WHAT YOU NEED TO DO: Reproduce the records exactly.

— start THE INPUT —

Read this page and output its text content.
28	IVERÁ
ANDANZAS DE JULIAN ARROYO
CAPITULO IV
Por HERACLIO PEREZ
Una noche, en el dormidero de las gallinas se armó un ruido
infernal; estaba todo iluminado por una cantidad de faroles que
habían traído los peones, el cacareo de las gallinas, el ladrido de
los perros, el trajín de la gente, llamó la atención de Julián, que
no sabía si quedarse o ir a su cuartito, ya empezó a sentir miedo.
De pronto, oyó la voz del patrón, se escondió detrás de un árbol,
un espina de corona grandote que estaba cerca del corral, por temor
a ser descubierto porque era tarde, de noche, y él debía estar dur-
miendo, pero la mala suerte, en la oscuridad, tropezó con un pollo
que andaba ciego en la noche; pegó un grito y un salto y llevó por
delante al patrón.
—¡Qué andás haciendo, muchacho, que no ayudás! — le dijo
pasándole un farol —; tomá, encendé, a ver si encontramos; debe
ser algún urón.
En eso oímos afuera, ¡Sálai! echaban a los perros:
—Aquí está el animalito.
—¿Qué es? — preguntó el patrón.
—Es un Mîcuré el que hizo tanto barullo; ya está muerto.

— end THE INPUT —

RESPONSE TO THE TASK:
Read this page and output its text content.
28	IVERÁ
ANDANZAS DE JULIAN ARROYO
CAPITULO IV
Por HERACLIO PEREZ
Una noche, en el dormidero de las gallinas se armó un ruido
infernal; estaba todo iluminado por una cantidad de faroles que
habían traído los peones, el cacareo de las gallinas, el ladrido de
los perros, el trajín de la gente, llamó la atención de Julián, que
no sabía si quedarse o ir a su cuartito, ya empezó a sentir miedo.
De pronto, oyó la voz del patrón, se escondió detrás de un árbol,
un espina de corona grandote que estaba cerca del corral, por temor
a ser descubierto porque era tarde, de noche, y él debía estar dur-
miendo, pero la mala suerte, en la oscuridad, tropezó con un pollo
que andaba ciego en la noche; pegó un grito y un salto y llevó por
delante al patrón.
—¡Qué andás haciendo, muchacho, que no ayudás! — le dijo
pasándole un farol —; tomá, encendé, a ver si encontramos; debe
ser algún urón.
En eso oímos afuera, ¡Sálai! echaban a los perros:
—Aquí está el animalito.
—¿Qué es? — preguntó el patrón.
—Es un Mîcuré el que hizo tanto barullo; ya está muerto.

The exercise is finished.